Problem: Below are the records; pull every line that includes "BLUE".

Supplied data:
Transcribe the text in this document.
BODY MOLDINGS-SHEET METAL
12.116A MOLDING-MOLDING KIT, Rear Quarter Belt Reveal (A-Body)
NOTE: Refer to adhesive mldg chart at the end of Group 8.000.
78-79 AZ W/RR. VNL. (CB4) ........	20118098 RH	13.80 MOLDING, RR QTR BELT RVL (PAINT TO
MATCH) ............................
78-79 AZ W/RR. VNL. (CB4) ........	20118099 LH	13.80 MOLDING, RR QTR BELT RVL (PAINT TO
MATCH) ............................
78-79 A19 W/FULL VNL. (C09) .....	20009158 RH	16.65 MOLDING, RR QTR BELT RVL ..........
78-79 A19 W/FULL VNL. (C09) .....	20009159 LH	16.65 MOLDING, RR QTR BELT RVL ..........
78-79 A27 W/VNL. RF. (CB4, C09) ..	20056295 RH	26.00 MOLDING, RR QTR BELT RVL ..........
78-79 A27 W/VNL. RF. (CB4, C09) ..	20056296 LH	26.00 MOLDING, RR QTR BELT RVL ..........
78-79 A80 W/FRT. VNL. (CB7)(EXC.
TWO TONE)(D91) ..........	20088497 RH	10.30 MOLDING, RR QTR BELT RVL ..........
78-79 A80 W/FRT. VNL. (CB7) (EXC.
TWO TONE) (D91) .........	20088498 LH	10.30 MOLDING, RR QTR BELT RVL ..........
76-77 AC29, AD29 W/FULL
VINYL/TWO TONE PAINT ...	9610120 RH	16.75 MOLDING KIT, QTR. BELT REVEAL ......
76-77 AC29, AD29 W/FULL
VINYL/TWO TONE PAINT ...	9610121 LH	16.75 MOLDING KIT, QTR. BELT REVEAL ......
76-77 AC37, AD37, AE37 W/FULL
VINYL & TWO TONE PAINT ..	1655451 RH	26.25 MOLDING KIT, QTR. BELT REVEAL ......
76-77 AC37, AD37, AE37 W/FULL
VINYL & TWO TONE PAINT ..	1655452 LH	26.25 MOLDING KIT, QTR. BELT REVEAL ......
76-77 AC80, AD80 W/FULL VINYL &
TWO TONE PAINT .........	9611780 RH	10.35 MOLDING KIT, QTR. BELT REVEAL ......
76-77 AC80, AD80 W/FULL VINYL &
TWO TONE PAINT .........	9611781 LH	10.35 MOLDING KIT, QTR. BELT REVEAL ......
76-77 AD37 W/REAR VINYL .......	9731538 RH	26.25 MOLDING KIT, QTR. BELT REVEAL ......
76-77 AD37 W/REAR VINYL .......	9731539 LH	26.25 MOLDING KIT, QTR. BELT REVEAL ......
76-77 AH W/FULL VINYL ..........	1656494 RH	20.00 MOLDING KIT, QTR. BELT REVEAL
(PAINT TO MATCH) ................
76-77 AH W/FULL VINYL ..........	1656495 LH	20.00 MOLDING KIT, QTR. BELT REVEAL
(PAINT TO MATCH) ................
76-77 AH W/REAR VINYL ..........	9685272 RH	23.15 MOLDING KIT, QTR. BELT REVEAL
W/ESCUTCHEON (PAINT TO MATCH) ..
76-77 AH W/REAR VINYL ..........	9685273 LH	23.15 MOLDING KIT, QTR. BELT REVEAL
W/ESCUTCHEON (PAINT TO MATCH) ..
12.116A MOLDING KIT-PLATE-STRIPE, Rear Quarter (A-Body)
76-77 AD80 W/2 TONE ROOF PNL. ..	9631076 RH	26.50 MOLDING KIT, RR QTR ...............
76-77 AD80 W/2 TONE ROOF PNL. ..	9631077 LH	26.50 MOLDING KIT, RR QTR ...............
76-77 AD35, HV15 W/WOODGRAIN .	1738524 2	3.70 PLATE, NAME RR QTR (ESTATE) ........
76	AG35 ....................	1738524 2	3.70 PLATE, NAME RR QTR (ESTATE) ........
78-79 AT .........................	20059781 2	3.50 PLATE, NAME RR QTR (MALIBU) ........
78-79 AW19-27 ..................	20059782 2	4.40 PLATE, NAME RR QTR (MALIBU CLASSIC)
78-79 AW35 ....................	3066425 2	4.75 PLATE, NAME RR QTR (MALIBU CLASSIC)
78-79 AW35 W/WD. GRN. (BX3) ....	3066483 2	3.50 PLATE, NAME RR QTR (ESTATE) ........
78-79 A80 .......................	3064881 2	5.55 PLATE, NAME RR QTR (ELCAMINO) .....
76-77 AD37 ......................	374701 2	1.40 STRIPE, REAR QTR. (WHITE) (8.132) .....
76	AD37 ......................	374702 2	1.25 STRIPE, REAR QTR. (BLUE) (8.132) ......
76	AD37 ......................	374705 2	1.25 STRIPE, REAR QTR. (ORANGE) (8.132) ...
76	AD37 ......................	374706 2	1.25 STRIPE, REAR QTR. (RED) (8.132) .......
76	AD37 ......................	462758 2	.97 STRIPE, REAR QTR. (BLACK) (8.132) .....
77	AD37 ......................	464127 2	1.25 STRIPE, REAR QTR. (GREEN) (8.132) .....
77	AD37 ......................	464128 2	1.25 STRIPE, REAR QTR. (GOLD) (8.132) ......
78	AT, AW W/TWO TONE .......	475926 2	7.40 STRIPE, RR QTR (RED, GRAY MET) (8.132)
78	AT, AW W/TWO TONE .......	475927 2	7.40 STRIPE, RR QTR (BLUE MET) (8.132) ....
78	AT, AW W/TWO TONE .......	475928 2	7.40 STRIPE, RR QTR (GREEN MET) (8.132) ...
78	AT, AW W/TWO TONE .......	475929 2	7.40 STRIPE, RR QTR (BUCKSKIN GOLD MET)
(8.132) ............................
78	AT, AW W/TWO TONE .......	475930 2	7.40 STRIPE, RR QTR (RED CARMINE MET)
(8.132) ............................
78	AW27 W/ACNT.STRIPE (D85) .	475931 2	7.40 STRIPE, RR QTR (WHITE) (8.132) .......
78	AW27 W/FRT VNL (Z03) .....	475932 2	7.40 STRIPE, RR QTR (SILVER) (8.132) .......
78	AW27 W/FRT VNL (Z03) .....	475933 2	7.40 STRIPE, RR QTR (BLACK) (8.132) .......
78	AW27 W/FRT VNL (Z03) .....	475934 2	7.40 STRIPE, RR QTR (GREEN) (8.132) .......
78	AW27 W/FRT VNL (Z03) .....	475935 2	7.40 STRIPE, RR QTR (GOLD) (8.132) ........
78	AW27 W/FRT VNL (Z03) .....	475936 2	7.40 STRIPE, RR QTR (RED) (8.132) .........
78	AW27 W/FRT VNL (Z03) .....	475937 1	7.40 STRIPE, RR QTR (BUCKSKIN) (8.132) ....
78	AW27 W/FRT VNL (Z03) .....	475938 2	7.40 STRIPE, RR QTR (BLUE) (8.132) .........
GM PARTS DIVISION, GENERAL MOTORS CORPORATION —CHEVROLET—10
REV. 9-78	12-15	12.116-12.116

Correct answer:
76	AD37 ......................	374702 2	1.25 STRIPE, REAR QTR. (BLUE) (8.132) ......
78	AT, AW W/TWO TONE .......	475927 2	7.40 STRIPE, RR QTR (BLUE MET) (8.132) ....
78	AW27 W/FRT VNL (Z03) .....	475938 2	7.40 STRIPE, RR QTR (BLUE) (8.132) .........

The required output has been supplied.